(Figure record extracts)

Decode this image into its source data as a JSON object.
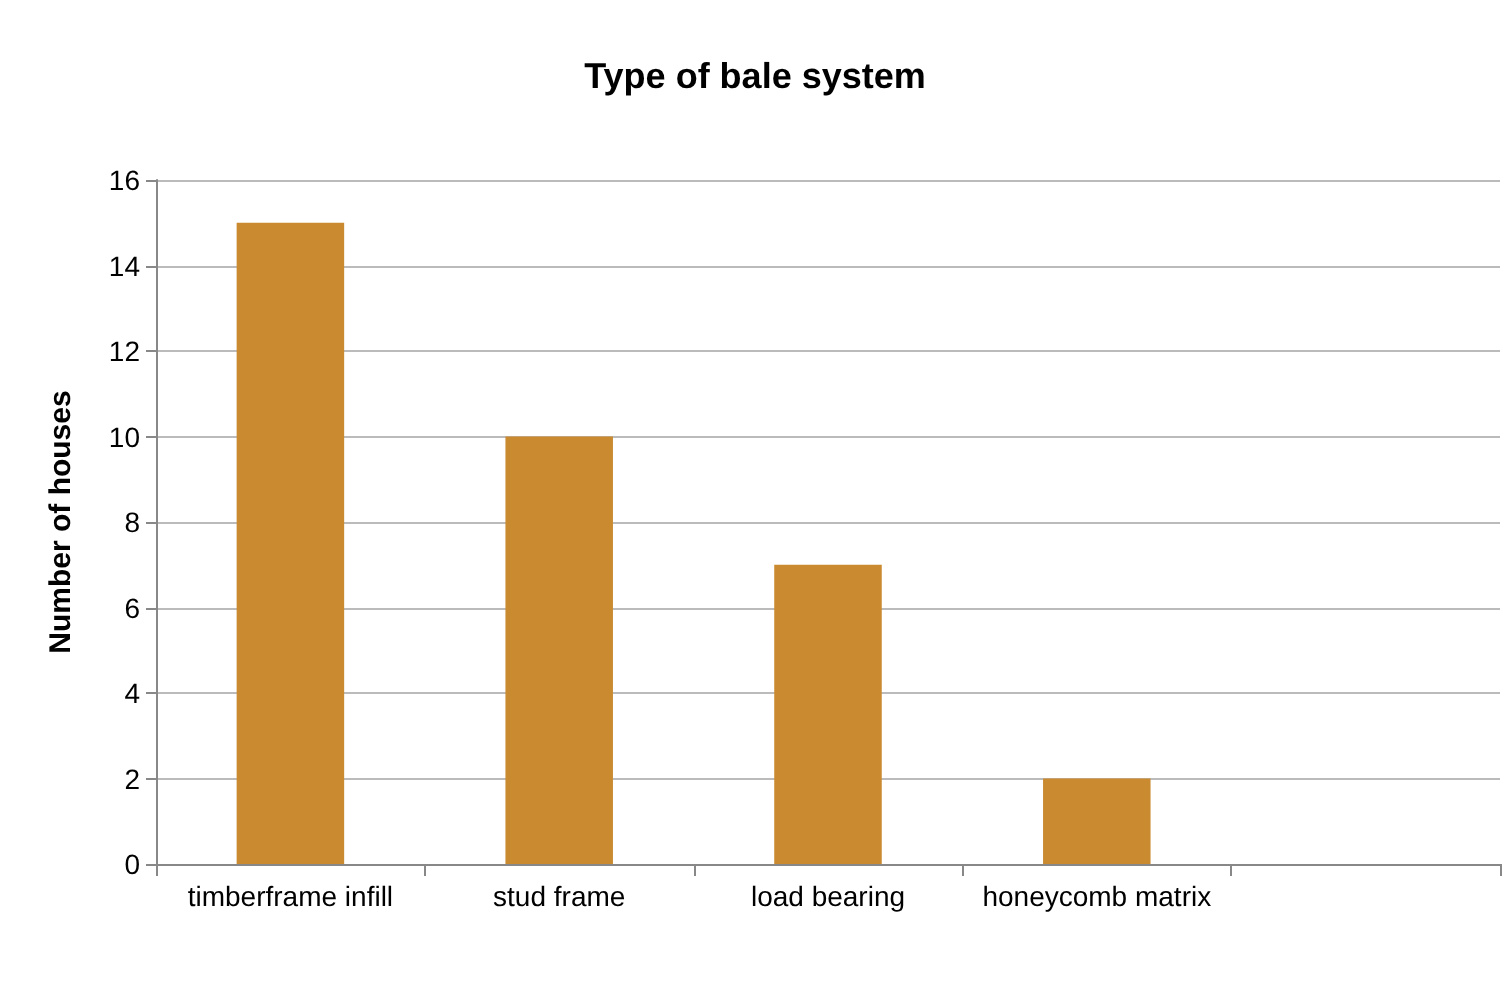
{
  "chart_data": {
    "type": "bar",
    "title": "Type of bale system",
    "ylabel": "Number of houses",
    "categories": [
      "timberframe infill",
      "stud frame",
      "load bearing",
      "honeycomb matrix",
      null
    ],
    "values": [
      15,
      10,
      7,
      2,
      null
    ],
    "color": "#c98a30",
    "ylim": [
      0,
      16
    ],
    "yticks": [
      0,
      2,
      4,
      6,
      8,
      10,
      12,
      14,
      16
    ],
    "grid": "y"
  }
}
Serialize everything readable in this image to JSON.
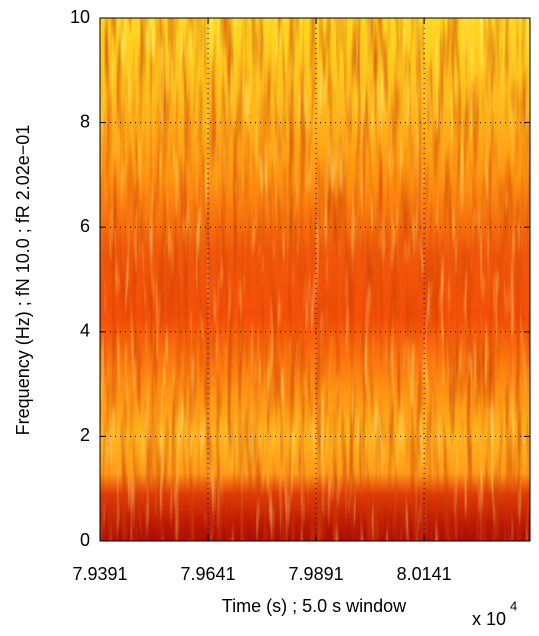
{
  "chart_data": {
    "type": "spectrogram",
    "xlabel": "Time (s) ; 5.0 s window",
    "ylabel": "Frequency (Hz) ; fN  10.0 ; fR 2.02e−01",
    "x_multiplier_base": "x 10",
    "x_multiplier_exponent": "4",
    "xlim": [
      7.9391,
      8.0386
    ],
    "xticks": [
      7.9391,
      7.9641,
      7.9891,
      8.0141
    ],
    "ylim": [
      0,
      10
    ],
    "yticks": [
      0,
      2,
      4,
      6,
      8,
      10
    ],
    "grid": true
  }
}
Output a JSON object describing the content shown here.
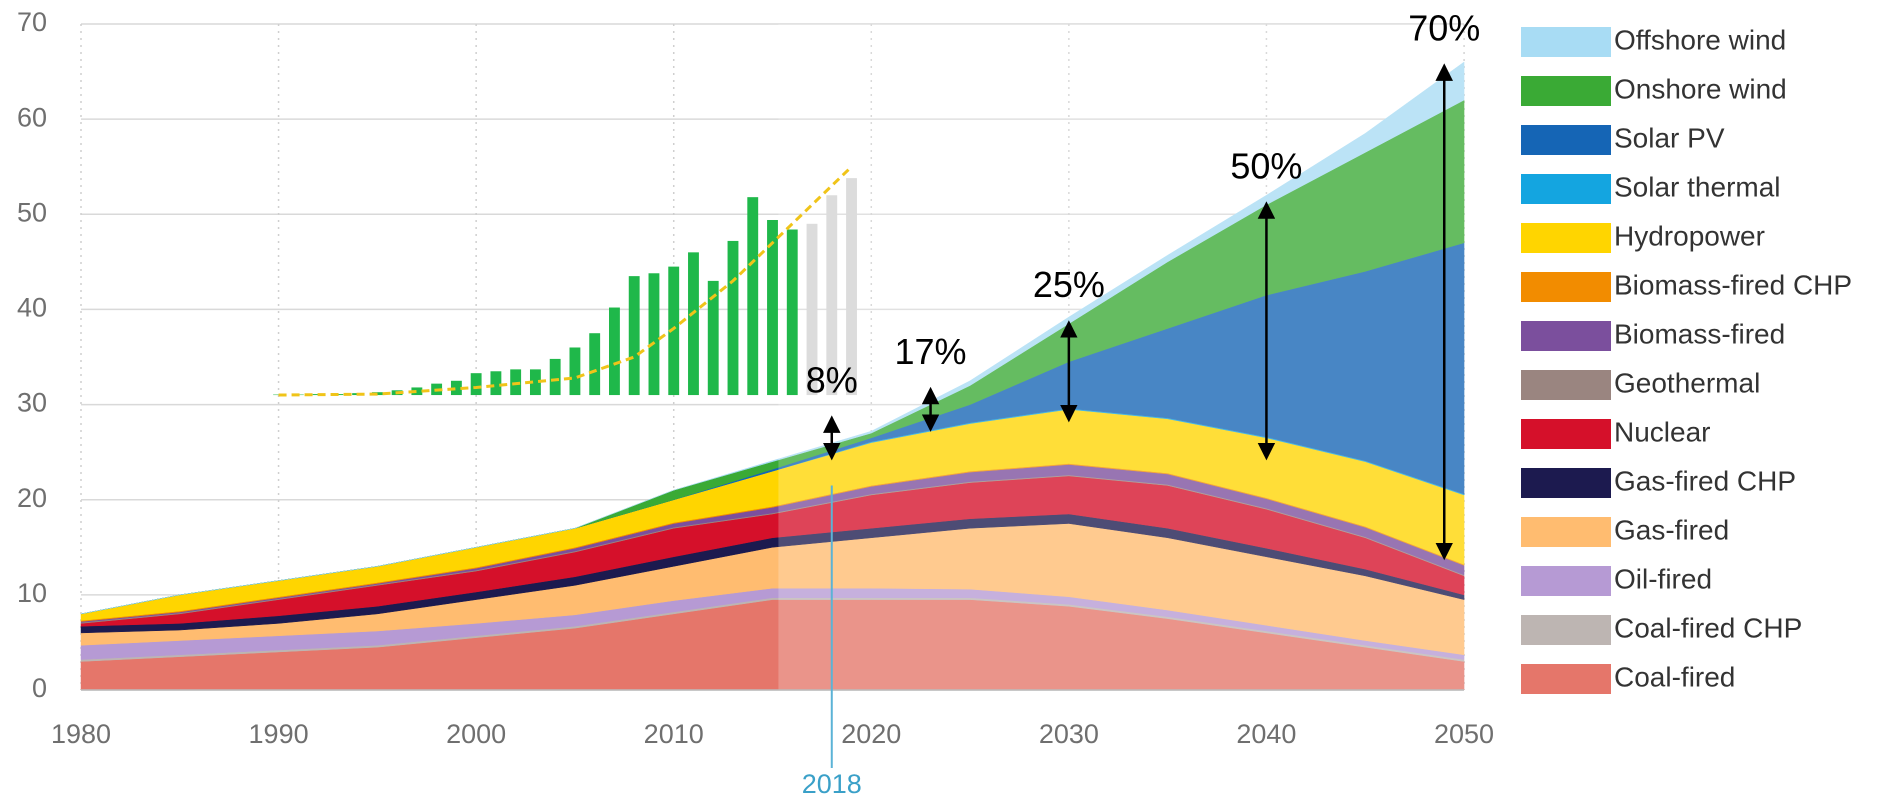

■ PROBLEM TO SOLVE: Repeat the records above verbatim, with no pictures in the result.

■ CORRECT OUTPUT:
Decode this image into its source data as a JSON object.
{
  "chart_data": {
    "type": "bar",
    "title": "Type of bale system",
    "ylabel": "Number of houses",
    "categories": [
      "timberframe infill",
      "stud frame",
      "load bearing",
      "honeycomb matrix",
      null
    ],
    "values": [
      15,
      10,
      7,
      2,
      null
    ],
    "color": "#c98a30",
    "ylim": [
      0,
      16
    ],
    "yticks": [
      0,
      2,
      4,
      6,
      8,
      10,
      12,
      14,
      16
    ],
    "grid": "y"
  }
}
Serialize everything readable in this image to JSON.
{
  "chart_data": {
    "type": "spectrogram",
    "xlabel": "Time (s) ; 5.0 s window",
    "ylabel": "Frequency (Hz) ; fN  10.0 ; fR 2.02e−01",
    "x_multiplier_base": "x 10",
    "x_multiplier_exponent": "4",
    "xlim": [
      7.9391,
      8.0386
    ],
    "xticks": [
      7.9391,
      7.9641,
      7.9891,
      8.0141
    ],
    "ylim": [
      0,
      10
    ],
    "yticks": [
      0,
      2,
      4,
      6,
      8,
      10
    ],
    "grid": true
  }
}
Output a JSON object describing the content shown here.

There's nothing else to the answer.